→ Directions for this task: All lines in which the word "JSON" occurs are to be extracted.

→ Record set:
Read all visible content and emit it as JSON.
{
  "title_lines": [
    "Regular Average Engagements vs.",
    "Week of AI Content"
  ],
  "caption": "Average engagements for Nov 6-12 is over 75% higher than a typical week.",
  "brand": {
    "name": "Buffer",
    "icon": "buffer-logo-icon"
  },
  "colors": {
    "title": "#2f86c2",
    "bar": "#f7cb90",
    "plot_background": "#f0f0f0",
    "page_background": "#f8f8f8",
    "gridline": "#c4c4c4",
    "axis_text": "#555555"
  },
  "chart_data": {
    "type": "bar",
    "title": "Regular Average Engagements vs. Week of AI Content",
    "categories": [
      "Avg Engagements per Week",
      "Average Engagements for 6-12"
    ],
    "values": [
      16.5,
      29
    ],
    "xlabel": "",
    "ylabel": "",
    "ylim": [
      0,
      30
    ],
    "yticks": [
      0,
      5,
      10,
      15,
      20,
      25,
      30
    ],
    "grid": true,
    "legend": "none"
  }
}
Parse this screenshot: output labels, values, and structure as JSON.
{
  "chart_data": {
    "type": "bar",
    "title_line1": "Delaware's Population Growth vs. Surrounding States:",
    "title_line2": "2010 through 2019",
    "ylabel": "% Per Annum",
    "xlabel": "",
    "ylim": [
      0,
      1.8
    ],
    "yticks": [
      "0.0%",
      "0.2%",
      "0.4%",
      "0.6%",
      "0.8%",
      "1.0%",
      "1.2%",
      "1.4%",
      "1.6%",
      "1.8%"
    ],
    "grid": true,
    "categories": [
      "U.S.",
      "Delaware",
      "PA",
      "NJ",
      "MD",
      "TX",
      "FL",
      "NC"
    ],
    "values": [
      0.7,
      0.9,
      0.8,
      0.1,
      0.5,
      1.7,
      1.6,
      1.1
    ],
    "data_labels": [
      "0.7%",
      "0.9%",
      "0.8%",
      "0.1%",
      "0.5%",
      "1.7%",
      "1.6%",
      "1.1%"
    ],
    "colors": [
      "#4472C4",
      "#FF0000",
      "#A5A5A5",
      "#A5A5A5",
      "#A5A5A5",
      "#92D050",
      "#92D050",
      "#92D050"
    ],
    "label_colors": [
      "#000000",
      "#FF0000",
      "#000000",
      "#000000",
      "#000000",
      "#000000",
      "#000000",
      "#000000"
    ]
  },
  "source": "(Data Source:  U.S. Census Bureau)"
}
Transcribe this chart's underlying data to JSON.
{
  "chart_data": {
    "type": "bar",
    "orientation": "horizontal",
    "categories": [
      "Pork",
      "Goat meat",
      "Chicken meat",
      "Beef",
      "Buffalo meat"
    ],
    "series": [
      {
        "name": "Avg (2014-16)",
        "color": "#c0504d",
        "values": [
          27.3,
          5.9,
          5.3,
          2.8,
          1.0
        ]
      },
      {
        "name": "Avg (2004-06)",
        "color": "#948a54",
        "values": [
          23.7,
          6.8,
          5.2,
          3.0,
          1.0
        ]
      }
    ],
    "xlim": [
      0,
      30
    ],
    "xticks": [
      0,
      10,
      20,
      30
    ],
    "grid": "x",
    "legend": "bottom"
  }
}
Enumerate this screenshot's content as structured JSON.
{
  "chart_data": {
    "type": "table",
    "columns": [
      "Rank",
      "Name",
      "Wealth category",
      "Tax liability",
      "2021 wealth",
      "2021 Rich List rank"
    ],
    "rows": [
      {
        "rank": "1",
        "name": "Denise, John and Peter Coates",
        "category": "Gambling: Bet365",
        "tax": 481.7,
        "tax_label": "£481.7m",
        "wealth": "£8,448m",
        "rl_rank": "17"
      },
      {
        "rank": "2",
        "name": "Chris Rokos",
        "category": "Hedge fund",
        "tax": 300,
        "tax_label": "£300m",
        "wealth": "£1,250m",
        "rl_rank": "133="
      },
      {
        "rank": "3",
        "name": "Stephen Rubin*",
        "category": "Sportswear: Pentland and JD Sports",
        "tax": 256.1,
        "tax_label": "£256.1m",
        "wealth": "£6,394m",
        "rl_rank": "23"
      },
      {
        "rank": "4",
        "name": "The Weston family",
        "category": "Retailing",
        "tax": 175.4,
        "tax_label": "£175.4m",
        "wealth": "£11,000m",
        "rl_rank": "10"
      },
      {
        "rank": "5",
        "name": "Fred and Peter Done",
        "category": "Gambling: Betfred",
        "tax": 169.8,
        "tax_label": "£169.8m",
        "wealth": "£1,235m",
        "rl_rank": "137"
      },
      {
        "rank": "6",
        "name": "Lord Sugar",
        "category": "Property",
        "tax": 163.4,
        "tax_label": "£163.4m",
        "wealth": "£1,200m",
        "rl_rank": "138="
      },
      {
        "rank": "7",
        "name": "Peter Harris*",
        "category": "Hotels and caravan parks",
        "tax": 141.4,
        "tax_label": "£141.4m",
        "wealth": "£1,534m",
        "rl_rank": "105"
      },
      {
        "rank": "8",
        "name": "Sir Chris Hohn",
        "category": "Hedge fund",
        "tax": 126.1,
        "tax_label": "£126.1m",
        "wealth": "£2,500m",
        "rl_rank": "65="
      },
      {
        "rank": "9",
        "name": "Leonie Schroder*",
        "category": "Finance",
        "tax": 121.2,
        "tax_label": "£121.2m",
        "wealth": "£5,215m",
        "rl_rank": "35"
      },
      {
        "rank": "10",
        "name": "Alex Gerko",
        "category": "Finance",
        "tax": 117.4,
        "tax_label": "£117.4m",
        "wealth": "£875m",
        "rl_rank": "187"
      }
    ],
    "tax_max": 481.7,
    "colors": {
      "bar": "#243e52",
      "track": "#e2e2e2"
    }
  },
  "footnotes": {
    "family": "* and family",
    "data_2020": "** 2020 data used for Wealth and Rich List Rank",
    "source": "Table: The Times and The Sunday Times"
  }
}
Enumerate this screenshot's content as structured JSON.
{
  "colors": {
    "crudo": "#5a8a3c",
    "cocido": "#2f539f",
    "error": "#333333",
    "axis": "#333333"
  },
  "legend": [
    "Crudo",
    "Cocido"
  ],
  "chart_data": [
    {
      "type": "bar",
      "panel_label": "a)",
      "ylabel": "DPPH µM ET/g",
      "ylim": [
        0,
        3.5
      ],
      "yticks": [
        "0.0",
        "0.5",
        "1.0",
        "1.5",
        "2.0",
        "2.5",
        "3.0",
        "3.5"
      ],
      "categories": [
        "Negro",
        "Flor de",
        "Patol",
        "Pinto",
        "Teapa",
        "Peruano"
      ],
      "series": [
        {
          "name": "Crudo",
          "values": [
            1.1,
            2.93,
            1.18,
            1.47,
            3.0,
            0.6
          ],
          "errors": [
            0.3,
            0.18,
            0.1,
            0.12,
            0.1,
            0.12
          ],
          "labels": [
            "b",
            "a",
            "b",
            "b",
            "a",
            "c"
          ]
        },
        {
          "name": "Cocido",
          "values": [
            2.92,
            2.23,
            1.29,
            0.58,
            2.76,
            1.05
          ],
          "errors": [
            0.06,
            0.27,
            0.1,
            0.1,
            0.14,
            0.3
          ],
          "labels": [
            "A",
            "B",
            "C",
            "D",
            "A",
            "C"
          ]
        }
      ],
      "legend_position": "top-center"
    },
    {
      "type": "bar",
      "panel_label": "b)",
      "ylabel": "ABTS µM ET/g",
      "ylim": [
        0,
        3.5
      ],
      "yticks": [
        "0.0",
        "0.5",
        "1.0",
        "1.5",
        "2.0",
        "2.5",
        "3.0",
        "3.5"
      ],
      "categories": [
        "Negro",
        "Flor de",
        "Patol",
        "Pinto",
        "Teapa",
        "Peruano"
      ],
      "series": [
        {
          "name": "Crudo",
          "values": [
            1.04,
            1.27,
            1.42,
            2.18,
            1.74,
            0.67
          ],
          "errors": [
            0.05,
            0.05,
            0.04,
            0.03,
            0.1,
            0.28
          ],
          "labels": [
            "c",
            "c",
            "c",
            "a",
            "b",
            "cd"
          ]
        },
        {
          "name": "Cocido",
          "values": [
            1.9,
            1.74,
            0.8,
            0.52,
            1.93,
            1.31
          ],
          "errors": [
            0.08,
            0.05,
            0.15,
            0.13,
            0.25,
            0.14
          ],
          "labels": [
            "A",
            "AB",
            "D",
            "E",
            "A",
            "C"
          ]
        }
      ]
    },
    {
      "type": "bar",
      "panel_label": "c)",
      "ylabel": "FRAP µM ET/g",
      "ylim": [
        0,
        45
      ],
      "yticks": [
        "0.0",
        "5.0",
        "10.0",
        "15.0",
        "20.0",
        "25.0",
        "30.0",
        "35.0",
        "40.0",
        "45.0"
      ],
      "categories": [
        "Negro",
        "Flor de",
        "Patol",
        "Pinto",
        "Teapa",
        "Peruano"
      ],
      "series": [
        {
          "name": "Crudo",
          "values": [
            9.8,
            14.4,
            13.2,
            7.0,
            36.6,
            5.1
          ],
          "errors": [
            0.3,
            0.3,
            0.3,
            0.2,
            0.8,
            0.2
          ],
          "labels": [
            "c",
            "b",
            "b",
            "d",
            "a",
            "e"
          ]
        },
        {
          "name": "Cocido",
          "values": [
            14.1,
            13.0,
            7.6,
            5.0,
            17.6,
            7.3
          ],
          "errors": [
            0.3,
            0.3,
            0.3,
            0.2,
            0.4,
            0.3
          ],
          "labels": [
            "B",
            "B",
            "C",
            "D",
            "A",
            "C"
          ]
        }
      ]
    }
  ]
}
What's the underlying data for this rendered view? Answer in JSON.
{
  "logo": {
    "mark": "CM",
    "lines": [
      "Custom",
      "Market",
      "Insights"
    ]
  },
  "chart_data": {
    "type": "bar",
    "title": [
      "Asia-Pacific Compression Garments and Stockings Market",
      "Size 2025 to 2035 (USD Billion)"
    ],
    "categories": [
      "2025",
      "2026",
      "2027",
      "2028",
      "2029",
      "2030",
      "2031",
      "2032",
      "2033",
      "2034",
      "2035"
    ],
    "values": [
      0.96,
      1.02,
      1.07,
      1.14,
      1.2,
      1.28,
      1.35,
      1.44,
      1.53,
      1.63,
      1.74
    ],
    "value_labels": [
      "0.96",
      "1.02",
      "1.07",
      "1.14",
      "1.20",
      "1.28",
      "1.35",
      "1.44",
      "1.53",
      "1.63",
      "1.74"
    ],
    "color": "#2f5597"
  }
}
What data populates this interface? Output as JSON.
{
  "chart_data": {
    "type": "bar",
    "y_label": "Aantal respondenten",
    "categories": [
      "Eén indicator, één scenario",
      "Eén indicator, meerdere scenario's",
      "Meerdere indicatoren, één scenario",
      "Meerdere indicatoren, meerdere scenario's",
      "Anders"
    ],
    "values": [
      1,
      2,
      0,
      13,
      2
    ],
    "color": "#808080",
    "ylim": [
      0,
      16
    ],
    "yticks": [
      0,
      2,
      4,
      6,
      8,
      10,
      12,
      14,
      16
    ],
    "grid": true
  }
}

→ Result below:
Read all visible content and emit it as JSON.
Parse this screenshot: output labels, values, and structure as JSON.
Transcribe this chart's underlying data to JSON.
Enumerate this screenshot's content as structured JSON.
Enumerate this screenshot's content as structured JSON.
What's the underlying data for this rendered view? Answer in JSON.
What data populates this interface? Output as JSON.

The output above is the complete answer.